Strip the pictures and reproduce the rest of the listing exactly.
═════ Record list
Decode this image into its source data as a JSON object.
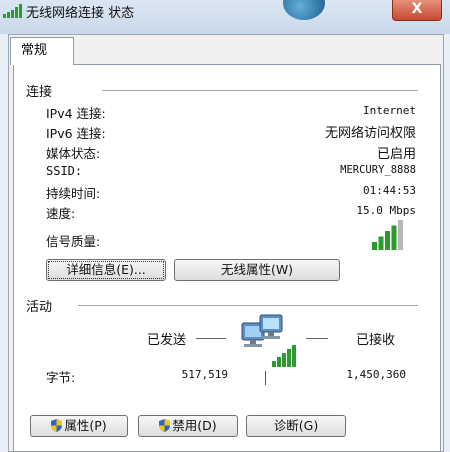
{
  "window": {
    "title": "无线网络连接 状态",
    "close_label": "X"
  },
  "tabs": [
    {
      "label": "常规"
    }
  ],
  "connection": {
    "section_title": "连接",
    "rows": [
      {
        "label": "IPv4 连接:",
        "value": "Internet"
      },
      {
        "label": "IPv6 连接:",
        "value": "无网络访问权限"
      },
      {
        "label": "媒体状态:",
        "value": "已启用"
      },
      {
        "label": "SSID:",
        "value": "MERCURY_8888"
      },
      {
        "label": "持续时间:",
        "value": "01:44:53"
      },
      {
        "label": "速度:",
        "value": "15.0 Mbps"
      }
    ],
    "signal_label": "信号质量:",
    "signal_bars": 4,
    "signal_max": 5,
    "details_button": "详细信息(E)...",
    "wireless_props_button": "无线属性(W)"
  },
  "activity": {
    "section_title": "活动",
    "sent_label": "已发送",
    "received_label": "已接收",
    "bytes_label": "字节:",
    "sent_bytes": "517,519",
    "received_bytes": "1,450,360"
  },
  "buttons": {
    "properties": "属性(P)",
    "disable": "禁用(D)",
    "diagnose": "诊断(G)"
  },
  "colors": {
    "signal_active": "#2e9a2e",
    "signal_inactive": "#b8b8b8",
    "shield_blue": "#2f63c4",
    "shield_yellow": "#f0c419"
  }
}
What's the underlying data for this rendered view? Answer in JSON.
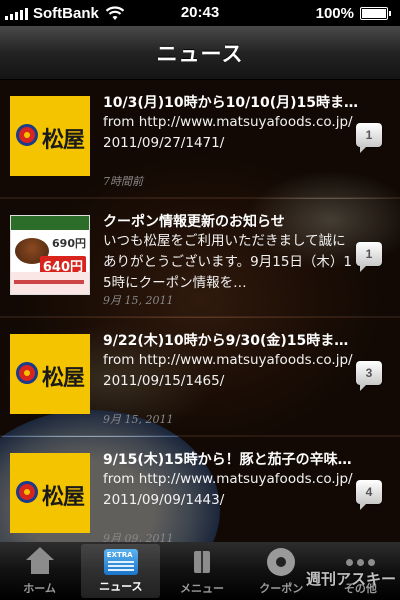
{
  "status_bar": {
    "carrier": "SoftBank",
    "time": "20:43",
    "battery": "100%",
    "battery_level": 1.0
  },
  "nav": {
    "title": "ニュース"
  },
  "news": [
    {
      "title": "10/3(月)10時から10/10(月)15時まで…",
      "body": "from http://www.matsuyafoods.co.jp/2011/09/27/1471/",
      "date": "7時間前",
      "count": "1",
      "logo": "松屋"
    },
    {
      "title": "クーポン情報更新のお知らせ",
      "body": "いつも松屋をご利用いただきまして誠にありがとうございます。9月15日（木）15時にクーポン情報を…",
      "date": "9月 15, 2011",
      "count": "1",
      "coupon": {
        "price_old": "690円",
        "price": "640円"
      }
    },
    {
      "title": "9/22(木)10時から9/30(金)15時まで…",
      "body": "from http://www.matsuyafoods.co.jp/2011/09/15/1465/",
      "date": "9月 15, 2011",
      "count": "3",
      "logo": "松屋"
    },
    {
      "title": "9/15(木)15時から！豚と茄子の辛味…",
      "body": "from http://www.matsuyafoods.co.jp/2011/09/09/1443/",
      "date": "9月 09, 2011",
      "count": "4",
      "logo": "松屋"
    }
  ],
  "tabs": [
    {
      "label": "ホーム",
      "icon": "home-icon"
    },
    {
      "label": "ニュース",
      "icon": "news-icon",
      "active": true
    },
    {
      "label": "メニュー",
      "icon": "menu-icon"
    },
    {
      "label": "クーポン",
      "icon": "coupon-icon"
    },
    {
      "label": "その他",
      "icon": "more-icon"
    }
  ],
  "watermark": "週刊アスキー",
  "colors": {
    "logo_yellow": "#f5c400",
    "logo_red": "#d9261c",
    "logo_blue": "#1b3b8c"
  }
}
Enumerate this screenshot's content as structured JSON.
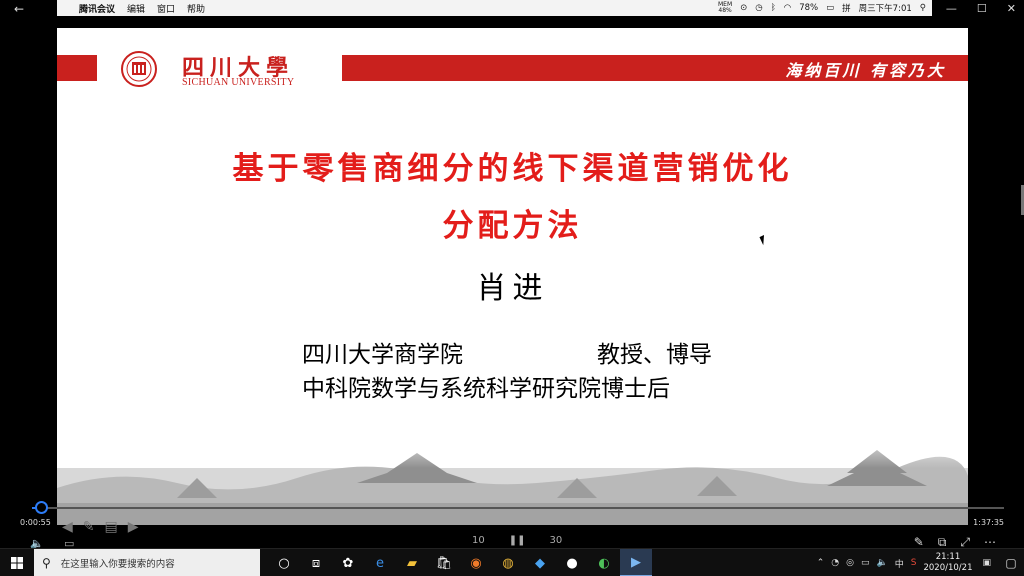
{
  "menubar": {
    "items": [
      "腾讯会议",
      "编辑",
      "窗口",
      "帮助"
    ],
    "mem_label": "MEM",
    "mem_value": "48%",
    "battery": "78%",
    "datetime": "周三下午7:01"
  },
  "slide": {
    "university_cn": "四川大學",
    "university_en": "SICHUAN UNIVERSITY",
    "motto": "海纳百川 有容乃大",
    "title_line1": "基于零售商细分的线下渠道营销优化",
    "title_line2": "分配方法",
    "author": "肖进",
    "affiliation1": "四川大学商学院",
    "position": "教授、博导",
    "affiliation2": "中科院数学与系统科学研究院博士后"
  },
  "player": {
    "current_time": "0:00:55",
    "total_time": "1:37:35",
    "progress": 0.0094,
    "skip_back": "10",
    "skip_fwd": "30"
  },
  "taskbar": {
    "search_placeholder": "在这里输入你要搜索的内容",
    "ime": "中",
    "time": "21:11",
    "date": "2020/10/21"
  },
  "colors": {
    "sichuan_red": "#c9211e",
    "title_red": "#e31d1a",
    "progress_blue": "#2d7cf6"
  }
}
══════════
§ Answer for this exercise
Decode this image into its source data as a JSON object.
{
  "window": {
    "title": "无线网络连接 状态",
    "close_label": "X"
  },
  "tabs": [
    {
      "label": "常规"
    }
  ],
  "connection": {
    "section_title": "连接",
    "rows": [
      {
        "label": "IPv4 连接:",
        "value": "Internet"
      },
      {
        "label": "IPv6 连接:",
        "value": "无网络访问权限"
      },
      {
        "label": "媒体状态:",
        "value": "已启用"
      },
      {
        "label": "SSID:",
        "value": "MERCURY_8888"
      },
      {
        "label": "持续时间:",
        "value": "01:44:53"
      },
      {
        "label": "速度:",
        "value": "15.0 Mbps"
      }
    ],
    "signal_label": "信号质量:",
    "signal_bars": 4,
    "signal_max": 5,
    "details_button": "详细信息(E)...",
    "wireless_props_button": "无线属性(W)"
  },
  "activity": {
    "section_title": "活动",
    "sent_label": "已发送",
    "received_label": "已接收",
    "bytes_label": "字节:",
    "sent_bytes": "517,519",
    "received_bytes": "1,450,360"
  },
  "buttons": {
    "properties": "属性(P)",
    "disable": "禁用(D)",
    "diagnose": "诊断(G)"
  },
  "colors": {
    "signal_active": "#2e9a2e",
    "signal_inactive": "#b8b8b8",
    "shield_blue": "#2f63c4",
    "shield_yellow": "#f0c419"
  }
}
What's the underlying data for this rendered view? Answer in JSON.
{
  "status_bar": {
    "carrier": "SoftBank",
    "time": "20:43",
    "battery": "100%",
    "battery_level": 1.0
  },
  "nav": {
    "title": "ニュース"
  },
  "news": [
    {
      "title": "10/3(月)10時から10/10(月)15時まで…",
      "body": "from http://www.matsuyafoods.co.jp/2011/09/27/1471/",
      "date": "7時間前",
      "count": "1",
      "logo": "松屋"
    },
    {
      "title": "クーポン情報更新のお知らせ",
      "body": "いつも松屋をご利用いただきまして誠にありがとうございます。9月15日（木）15時にクーポン情報を…",
      "date": "9月 15, 2011",
      "count": "1",
      "coupon": {
        "price_old": "690円",
        "price": "640円"
      }
    },
    {
      "title": "9/22(木)10時から9/30(金)15時まで…",
      "body": "from http://www.matsuyafoods.co.jp/2011/09/15/1465/",
      "date": "9月 15, 2011",
      "count": "3",
      "logo": "松屋"
    },
    {
      "title": "9/15(木)15時から！豚と茄子の辛味…",
      "body": "from http://www.matsuyafoods.co.jp/2011/09/09/1443/",
      "date": "9月 09, 2011",
      "count": "4",
      "logo": "松屋"
    }
  ],
  "tabs": [
    {
      "label": "ホーム",
      "icon": "home-icon"
    },
    {
      "label": "ニュース",
      "icon": "news-icon",
      "active": true
    },
    {
      "label": "メニュー",
      "icon": "menu-icon"
    },
    {
      "label": "クーポン",
      "icon": "coupon-icon"
    },
    {
      "label": "その他",
      "icon": "more-icon"
    }
  ],
  "watermark": "週刊アスキー",
  "colors": {
    "logo_yellow": "#f5c400",
    "logo_red": "#d9261c",
    "logo_blue": "#1b3b8c"
  }
}
Enumerate this screenshot's content as structured JSON.
{
  "menubar": {
    "items": [
      "腾讯会议",
      "编辑",
      "窗口",
      "帮助"
    ],
    "mem_label": "MEM",
    "mem_value": "48%",
    "battery": "78%",
    "datetime": "周三下午7:01"
  },
  "slide": {
    "university_cn": "四川大學",
    "university_en": "SICHUAN UNIVERSITY",
    "motto": "海纳百川 有容乃大",
    "title_line1": "基于零售商细分的线下渠道营销优化",
    "title_line2": "分配方法",
    "author": "肖进",
    "affiliation1": "四川大学商学院",
    "position": "教授、博导",
    "affiliation2": "中科院数学与系统科学研究院博士后"
  },
  "player": {
    "current_time": "0:00:55",
    "total_time": "1:37:35",
    "progress": 0.0094,
    "skip_back": "10",
    "skip_fwd": "30"
  },
  "taskbar": {
    "search_placeholder": "在这里输入你要搜索的内容",
    "ime": "中",
    "time": "21:11",
    "date": "2020/10/21"
  },
  "colors": {
    "sichuan_red": "#c9211e",
    "title_red": "#e31d1a",
    "progress_blue": "#2d7cf6"
  }
}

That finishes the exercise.